— start DATA —

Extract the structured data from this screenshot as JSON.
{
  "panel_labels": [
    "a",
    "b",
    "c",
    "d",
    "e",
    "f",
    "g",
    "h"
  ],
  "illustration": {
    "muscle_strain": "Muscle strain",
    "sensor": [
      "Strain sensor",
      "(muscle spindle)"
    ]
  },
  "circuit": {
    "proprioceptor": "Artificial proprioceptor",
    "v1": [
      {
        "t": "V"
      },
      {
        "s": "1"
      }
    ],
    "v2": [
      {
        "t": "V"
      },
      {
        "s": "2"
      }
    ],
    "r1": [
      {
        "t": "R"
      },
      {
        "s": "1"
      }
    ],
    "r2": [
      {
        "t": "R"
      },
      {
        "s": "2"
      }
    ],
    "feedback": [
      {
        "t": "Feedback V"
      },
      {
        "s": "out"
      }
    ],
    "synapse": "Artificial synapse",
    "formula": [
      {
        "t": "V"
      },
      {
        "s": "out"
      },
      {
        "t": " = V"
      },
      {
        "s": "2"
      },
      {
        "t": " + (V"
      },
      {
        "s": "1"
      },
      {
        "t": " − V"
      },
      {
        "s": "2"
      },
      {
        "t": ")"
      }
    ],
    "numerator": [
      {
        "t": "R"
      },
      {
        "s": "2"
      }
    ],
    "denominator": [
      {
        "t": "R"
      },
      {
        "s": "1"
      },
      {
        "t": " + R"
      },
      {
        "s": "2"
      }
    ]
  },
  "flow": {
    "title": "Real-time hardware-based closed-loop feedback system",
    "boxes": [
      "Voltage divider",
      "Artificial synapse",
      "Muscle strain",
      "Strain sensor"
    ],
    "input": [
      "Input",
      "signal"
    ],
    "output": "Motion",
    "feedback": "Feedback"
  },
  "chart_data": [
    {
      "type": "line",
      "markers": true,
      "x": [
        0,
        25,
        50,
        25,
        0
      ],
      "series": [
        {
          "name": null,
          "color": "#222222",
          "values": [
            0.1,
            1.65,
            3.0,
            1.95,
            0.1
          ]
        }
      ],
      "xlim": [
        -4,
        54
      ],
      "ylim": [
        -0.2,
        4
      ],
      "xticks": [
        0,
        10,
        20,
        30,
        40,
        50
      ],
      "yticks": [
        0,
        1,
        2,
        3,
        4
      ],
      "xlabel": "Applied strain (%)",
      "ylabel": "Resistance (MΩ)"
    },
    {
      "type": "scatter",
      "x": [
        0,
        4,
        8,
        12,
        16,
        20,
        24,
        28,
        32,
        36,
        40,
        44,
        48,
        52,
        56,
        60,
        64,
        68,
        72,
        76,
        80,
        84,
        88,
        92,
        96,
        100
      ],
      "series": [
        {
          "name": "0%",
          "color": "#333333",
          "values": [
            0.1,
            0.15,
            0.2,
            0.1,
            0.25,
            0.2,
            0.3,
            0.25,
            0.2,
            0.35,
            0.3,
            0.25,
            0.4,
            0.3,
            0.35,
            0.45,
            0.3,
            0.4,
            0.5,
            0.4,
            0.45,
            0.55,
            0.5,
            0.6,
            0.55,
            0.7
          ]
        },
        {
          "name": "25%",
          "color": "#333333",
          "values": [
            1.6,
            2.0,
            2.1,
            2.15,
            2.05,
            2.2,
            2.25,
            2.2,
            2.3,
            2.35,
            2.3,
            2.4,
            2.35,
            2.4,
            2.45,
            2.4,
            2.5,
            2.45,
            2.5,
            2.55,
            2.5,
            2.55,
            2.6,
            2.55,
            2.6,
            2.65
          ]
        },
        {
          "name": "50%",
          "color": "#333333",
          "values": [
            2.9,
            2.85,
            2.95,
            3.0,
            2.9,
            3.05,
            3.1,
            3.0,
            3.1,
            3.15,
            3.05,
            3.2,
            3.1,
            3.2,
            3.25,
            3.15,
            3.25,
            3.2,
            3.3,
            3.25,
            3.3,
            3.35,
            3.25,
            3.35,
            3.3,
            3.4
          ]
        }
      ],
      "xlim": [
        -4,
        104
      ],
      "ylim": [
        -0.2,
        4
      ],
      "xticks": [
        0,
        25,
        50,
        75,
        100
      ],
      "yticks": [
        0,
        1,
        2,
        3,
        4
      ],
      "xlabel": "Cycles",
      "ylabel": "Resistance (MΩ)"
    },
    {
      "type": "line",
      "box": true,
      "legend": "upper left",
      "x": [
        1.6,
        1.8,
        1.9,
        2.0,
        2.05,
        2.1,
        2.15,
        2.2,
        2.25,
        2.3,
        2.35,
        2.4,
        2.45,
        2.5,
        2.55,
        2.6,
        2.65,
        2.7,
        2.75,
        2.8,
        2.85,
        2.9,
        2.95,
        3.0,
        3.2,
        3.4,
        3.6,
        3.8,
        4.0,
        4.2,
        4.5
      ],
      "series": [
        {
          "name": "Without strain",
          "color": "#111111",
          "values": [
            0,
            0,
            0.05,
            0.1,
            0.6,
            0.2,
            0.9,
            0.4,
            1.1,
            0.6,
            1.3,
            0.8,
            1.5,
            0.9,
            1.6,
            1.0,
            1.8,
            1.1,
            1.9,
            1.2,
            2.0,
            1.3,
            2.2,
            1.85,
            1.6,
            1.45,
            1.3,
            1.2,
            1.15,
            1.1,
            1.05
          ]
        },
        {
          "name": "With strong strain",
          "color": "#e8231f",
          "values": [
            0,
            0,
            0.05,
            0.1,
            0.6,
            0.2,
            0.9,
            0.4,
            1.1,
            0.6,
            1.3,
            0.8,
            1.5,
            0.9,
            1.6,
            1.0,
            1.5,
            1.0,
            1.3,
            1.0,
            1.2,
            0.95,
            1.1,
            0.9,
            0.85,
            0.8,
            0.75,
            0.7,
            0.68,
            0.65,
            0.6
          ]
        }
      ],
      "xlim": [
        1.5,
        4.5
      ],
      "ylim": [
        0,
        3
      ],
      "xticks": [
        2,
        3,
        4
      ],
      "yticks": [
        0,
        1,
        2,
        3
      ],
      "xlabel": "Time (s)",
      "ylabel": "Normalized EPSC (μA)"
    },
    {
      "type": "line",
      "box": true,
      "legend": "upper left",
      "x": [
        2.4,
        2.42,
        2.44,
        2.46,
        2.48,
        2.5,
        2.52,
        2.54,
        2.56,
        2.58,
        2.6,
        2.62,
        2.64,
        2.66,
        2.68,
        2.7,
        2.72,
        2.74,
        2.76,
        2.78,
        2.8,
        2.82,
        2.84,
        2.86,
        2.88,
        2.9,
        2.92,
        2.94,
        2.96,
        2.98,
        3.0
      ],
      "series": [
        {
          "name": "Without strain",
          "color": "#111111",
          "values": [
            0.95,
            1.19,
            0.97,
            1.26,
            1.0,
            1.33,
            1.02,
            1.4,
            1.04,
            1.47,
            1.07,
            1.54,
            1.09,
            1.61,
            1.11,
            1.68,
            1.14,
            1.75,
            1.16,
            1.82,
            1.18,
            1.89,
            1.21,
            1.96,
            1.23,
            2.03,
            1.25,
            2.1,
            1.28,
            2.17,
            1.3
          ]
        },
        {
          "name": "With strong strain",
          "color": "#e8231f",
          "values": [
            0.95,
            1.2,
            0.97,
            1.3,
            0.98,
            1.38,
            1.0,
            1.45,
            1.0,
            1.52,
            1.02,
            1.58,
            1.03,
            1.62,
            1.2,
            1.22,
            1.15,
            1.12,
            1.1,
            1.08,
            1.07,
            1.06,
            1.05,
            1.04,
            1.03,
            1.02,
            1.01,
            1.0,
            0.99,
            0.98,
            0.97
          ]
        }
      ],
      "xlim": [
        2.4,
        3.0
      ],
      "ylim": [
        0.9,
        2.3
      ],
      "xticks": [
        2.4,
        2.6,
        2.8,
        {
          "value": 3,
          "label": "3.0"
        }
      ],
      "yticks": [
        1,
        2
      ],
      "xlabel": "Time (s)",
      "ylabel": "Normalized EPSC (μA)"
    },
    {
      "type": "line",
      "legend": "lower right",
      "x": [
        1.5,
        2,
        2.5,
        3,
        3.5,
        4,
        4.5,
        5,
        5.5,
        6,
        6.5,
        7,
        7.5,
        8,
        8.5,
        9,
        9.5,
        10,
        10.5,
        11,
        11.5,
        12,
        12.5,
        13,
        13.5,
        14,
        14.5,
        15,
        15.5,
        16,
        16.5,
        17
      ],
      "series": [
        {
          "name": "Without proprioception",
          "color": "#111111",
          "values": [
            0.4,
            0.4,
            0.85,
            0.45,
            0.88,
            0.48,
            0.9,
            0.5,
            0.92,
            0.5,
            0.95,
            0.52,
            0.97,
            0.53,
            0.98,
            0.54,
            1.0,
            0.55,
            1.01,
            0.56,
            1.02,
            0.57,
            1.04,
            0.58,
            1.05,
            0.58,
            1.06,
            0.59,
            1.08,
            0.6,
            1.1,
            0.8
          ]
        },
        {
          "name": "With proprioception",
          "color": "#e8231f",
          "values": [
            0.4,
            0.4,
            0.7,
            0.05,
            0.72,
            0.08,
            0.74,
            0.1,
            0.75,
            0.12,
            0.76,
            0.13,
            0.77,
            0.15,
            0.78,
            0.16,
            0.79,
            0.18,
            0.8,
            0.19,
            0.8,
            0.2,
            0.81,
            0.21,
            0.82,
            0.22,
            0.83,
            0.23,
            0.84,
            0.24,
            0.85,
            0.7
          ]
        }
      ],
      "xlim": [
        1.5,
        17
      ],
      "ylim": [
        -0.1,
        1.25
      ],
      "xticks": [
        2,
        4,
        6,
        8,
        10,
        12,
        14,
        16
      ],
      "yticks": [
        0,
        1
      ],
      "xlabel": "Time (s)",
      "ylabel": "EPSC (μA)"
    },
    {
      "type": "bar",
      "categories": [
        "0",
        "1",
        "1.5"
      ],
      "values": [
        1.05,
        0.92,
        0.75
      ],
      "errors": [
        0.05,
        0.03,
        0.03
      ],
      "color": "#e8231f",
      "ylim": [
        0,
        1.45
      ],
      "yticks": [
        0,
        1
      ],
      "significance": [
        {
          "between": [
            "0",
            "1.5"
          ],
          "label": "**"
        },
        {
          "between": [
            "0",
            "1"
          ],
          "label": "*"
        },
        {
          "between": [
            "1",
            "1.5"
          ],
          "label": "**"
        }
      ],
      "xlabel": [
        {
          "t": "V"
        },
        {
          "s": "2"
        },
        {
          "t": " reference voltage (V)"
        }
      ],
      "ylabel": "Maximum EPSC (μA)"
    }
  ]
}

— end DATA —

YOUR OBJECTIVE | Gather all lines from the records above in which "sensor" appears.

SOLUTION BELOW |
    "sensor": [
      "Strain sensor",
      "Strain sensor"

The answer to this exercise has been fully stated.